TASK DETAILS
Search the records for the word "document" and pick out every line that has it.

MATERIAL SUPPLIED
====

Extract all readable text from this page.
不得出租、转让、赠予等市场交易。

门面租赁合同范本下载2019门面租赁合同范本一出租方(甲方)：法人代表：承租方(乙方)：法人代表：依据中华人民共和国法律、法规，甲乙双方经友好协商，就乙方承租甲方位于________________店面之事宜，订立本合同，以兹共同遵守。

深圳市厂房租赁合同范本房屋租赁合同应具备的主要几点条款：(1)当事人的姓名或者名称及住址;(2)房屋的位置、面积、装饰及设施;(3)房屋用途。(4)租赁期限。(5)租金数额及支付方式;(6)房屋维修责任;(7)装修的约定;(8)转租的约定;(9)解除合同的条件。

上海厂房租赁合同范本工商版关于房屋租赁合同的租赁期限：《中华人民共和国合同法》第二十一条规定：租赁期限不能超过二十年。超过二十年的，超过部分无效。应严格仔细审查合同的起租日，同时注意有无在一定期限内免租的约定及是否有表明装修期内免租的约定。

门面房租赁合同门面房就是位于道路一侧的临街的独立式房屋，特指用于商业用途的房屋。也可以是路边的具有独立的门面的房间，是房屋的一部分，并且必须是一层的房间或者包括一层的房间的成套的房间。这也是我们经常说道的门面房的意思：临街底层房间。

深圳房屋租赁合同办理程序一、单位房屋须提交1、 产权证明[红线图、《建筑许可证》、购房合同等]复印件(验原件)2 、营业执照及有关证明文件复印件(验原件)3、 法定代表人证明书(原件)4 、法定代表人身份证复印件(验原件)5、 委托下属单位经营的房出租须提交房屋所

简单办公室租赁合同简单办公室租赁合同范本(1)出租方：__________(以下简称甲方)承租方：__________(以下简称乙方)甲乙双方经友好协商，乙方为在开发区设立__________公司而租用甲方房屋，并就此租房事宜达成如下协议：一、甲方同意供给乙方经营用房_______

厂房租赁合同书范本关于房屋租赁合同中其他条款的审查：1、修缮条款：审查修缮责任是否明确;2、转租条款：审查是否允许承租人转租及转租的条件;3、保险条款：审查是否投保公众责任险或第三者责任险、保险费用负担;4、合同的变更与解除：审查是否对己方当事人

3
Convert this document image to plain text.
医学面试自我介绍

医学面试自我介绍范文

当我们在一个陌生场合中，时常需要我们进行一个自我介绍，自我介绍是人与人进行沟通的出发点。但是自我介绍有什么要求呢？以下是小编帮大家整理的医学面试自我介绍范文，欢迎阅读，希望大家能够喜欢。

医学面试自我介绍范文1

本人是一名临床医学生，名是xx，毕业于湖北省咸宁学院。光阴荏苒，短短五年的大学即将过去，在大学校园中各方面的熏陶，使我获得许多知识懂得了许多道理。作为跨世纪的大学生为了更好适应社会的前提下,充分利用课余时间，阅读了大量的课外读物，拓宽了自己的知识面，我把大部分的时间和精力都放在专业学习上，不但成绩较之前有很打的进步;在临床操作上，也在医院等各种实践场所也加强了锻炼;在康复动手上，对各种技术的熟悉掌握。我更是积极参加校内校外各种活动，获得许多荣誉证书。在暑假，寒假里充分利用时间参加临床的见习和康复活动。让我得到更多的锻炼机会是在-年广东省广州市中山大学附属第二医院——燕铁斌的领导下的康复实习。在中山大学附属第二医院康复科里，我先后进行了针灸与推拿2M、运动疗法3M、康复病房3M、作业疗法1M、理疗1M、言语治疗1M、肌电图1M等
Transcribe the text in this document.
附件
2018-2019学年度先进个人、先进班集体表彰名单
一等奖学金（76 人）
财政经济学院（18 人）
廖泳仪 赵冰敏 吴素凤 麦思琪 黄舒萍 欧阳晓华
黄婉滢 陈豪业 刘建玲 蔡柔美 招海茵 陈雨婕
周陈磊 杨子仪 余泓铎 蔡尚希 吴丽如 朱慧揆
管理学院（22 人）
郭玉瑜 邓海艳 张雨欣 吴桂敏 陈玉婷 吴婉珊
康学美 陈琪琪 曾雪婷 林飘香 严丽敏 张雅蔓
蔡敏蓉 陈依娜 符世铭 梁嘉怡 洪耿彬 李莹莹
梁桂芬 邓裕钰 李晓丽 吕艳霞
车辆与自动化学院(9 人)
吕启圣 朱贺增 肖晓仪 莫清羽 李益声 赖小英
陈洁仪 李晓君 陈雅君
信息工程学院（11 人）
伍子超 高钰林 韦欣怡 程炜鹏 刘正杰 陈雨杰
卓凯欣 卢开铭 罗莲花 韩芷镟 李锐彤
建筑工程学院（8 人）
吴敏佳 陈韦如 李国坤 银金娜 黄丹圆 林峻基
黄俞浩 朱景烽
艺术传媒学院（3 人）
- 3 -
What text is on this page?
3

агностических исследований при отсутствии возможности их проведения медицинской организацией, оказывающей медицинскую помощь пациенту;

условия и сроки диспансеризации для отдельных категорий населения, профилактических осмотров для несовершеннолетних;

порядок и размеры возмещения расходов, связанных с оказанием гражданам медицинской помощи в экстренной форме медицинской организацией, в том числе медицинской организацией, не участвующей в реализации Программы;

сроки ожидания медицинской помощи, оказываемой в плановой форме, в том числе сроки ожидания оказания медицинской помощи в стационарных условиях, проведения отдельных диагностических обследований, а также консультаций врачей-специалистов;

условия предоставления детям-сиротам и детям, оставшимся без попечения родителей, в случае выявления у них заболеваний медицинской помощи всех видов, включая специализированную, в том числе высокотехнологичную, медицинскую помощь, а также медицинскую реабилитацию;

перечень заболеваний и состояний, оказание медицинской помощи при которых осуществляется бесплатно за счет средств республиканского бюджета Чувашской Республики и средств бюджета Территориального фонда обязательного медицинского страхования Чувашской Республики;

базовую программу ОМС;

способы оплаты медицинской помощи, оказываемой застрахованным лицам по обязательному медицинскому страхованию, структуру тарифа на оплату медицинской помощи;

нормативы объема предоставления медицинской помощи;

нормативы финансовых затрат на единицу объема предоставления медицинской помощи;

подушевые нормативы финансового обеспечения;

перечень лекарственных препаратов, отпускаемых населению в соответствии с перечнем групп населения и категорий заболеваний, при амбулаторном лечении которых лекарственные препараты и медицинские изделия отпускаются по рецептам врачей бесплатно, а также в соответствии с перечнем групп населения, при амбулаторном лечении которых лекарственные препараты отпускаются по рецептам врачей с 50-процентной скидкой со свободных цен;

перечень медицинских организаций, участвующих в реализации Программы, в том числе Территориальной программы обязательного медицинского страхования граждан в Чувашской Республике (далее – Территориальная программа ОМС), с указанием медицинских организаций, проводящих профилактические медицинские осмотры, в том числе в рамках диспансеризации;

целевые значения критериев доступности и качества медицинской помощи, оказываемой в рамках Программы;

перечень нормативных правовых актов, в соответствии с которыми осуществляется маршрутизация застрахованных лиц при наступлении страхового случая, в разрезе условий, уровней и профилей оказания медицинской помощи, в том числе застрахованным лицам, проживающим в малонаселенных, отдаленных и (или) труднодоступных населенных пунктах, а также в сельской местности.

====

FULL SOLUTION
Convert this document image to plain text.
Transcribe the text in this document.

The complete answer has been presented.